Dataset entries:
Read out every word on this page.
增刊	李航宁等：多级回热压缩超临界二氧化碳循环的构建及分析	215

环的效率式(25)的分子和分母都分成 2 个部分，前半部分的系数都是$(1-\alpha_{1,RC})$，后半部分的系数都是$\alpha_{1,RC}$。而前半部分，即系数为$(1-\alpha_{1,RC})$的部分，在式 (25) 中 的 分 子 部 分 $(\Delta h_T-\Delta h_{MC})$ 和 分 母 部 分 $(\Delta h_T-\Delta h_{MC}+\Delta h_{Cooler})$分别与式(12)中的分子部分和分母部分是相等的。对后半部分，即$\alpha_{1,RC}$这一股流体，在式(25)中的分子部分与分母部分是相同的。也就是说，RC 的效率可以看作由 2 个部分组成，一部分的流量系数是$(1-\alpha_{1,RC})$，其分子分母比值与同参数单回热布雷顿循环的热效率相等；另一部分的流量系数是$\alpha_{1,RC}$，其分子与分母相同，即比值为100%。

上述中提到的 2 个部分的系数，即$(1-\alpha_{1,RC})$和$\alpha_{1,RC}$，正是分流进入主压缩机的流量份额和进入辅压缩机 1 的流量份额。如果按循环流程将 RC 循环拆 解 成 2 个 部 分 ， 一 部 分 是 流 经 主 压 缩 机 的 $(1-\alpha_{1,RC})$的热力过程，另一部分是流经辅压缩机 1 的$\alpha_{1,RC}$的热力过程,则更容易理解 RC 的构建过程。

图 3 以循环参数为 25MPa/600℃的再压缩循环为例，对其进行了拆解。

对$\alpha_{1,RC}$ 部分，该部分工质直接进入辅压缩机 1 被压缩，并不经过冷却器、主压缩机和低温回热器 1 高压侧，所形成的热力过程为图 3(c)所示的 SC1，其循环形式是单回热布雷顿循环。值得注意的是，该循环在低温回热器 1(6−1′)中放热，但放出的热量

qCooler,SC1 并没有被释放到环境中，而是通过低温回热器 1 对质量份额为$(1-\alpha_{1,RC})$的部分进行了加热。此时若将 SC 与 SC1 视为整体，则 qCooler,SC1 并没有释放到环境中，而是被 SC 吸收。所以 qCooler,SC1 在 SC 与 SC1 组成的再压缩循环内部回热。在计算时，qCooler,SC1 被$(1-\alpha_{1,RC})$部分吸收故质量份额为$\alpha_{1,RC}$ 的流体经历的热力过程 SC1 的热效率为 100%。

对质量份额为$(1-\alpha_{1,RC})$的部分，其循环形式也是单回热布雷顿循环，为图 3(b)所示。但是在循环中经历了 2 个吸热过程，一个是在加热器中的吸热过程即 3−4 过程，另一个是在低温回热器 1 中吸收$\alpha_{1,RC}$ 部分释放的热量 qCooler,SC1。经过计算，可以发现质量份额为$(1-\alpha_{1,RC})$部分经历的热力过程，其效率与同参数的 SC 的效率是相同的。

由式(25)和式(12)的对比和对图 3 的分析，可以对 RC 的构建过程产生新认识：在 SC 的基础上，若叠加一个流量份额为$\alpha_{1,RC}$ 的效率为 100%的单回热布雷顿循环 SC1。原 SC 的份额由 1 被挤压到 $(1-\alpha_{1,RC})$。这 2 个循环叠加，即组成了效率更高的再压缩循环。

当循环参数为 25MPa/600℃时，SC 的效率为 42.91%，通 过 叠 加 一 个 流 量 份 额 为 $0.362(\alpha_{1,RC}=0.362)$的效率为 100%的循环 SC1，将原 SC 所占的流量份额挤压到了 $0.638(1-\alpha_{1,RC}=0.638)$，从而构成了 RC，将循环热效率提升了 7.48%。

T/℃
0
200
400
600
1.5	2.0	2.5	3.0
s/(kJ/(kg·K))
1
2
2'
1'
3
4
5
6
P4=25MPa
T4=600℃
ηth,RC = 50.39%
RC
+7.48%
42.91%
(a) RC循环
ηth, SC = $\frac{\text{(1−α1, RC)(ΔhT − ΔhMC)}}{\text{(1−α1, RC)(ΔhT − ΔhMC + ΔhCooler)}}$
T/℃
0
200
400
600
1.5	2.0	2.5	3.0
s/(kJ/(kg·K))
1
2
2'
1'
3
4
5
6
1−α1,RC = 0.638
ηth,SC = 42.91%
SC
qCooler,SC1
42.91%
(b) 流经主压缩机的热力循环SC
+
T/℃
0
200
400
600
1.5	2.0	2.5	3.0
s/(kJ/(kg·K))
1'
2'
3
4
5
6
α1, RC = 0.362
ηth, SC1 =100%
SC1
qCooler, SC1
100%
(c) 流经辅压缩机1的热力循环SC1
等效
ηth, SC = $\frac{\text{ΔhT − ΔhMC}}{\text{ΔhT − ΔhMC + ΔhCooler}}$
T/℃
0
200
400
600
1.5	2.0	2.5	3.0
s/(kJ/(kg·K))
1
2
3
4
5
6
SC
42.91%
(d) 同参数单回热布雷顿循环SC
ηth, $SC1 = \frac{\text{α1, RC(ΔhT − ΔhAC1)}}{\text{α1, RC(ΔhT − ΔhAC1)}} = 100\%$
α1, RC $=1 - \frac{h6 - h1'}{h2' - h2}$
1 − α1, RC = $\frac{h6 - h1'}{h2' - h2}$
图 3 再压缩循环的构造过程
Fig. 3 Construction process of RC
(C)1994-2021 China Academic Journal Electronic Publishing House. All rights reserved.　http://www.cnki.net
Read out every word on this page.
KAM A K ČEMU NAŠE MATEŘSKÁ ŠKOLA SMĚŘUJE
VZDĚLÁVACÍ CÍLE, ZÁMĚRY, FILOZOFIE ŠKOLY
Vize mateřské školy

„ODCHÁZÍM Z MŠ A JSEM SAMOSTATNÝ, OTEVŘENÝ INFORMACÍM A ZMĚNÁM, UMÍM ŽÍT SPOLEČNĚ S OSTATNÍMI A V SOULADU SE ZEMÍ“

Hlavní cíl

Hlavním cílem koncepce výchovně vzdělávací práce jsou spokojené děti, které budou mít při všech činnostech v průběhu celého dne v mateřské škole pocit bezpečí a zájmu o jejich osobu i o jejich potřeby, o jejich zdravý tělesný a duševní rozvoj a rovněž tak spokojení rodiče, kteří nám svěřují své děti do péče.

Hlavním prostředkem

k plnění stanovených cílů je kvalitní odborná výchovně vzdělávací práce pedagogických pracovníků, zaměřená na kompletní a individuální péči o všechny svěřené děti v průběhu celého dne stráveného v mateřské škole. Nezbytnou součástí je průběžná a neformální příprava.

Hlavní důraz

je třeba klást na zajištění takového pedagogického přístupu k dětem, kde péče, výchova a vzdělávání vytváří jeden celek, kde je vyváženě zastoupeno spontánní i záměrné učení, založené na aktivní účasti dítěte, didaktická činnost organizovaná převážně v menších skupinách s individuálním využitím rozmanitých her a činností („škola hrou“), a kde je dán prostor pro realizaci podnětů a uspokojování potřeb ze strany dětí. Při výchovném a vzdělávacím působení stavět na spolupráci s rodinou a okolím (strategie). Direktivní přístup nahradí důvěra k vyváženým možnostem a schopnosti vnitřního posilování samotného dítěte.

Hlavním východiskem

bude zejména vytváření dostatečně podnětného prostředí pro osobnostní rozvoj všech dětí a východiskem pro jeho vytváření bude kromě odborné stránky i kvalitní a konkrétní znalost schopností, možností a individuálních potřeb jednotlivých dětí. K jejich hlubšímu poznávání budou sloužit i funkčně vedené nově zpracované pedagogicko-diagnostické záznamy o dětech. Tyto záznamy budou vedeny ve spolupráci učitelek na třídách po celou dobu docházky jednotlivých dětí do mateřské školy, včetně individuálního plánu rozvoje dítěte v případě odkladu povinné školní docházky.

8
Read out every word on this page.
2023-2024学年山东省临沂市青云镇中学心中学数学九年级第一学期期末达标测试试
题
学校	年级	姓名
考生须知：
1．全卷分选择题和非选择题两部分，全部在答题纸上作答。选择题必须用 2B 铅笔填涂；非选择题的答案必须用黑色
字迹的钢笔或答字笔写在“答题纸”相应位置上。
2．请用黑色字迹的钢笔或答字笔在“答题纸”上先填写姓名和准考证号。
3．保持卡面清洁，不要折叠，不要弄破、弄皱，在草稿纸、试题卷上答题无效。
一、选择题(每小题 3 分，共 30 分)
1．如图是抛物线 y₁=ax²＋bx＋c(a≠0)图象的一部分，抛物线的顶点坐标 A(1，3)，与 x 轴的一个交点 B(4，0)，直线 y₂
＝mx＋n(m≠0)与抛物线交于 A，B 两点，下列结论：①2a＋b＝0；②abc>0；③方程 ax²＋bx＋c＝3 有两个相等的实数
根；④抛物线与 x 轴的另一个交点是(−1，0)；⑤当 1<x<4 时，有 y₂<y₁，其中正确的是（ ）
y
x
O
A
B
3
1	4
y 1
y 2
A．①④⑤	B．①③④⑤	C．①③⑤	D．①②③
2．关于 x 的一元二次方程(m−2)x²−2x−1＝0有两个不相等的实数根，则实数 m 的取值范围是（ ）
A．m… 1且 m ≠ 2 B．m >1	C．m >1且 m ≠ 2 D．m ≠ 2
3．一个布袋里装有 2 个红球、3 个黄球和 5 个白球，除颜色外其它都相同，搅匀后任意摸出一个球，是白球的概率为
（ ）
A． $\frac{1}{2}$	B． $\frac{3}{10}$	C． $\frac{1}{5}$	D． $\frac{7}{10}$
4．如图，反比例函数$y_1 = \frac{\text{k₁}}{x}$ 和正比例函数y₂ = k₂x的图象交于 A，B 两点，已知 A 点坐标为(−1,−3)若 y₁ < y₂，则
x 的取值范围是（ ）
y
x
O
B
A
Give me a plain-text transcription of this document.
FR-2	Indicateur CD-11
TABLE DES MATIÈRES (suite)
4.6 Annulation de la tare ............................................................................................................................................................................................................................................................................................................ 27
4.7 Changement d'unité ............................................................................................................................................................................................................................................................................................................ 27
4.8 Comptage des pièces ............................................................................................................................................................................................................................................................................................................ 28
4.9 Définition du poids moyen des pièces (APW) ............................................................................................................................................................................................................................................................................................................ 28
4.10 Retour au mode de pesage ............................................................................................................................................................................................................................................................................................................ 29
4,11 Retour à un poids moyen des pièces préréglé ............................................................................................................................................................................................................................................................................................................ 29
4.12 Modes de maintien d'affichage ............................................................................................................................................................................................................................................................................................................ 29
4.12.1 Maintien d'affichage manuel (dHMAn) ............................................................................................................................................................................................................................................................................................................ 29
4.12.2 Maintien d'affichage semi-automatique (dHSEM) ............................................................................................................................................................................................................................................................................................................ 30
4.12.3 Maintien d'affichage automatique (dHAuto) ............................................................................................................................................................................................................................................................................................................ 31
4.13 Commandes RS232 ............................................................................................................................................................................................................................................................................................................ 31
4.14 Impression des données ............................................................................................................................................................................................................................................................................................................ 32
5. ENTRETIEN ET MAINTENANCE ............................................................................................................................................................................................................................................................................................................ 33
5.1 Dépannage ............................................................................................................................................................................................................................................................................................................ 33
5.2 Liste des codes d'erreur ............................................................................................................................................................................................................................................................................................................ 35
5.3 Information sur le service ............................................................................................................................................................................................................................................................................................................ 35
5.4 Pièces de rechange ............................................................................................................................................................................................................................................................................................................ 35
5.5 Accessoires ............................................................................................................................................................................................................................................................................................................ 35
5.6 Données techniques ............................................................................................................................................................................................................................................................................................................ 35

# [Your goal]
From the data above, copy out every line with the string "ΔhMC" in it.

# [Expected answer]
ηth, SC = $\frac{\text{(1−α1, RC)(ΔhT − ΔhMC)}}{\text{(1−α1, RC)(ΔhT − ΔhMC + ΔhCooler)}}$
ηth, SC = $\frac{\text{ΔhT − ΔhMC}}{\text{ΔhT − ΔhMC + ΔhCooler}}$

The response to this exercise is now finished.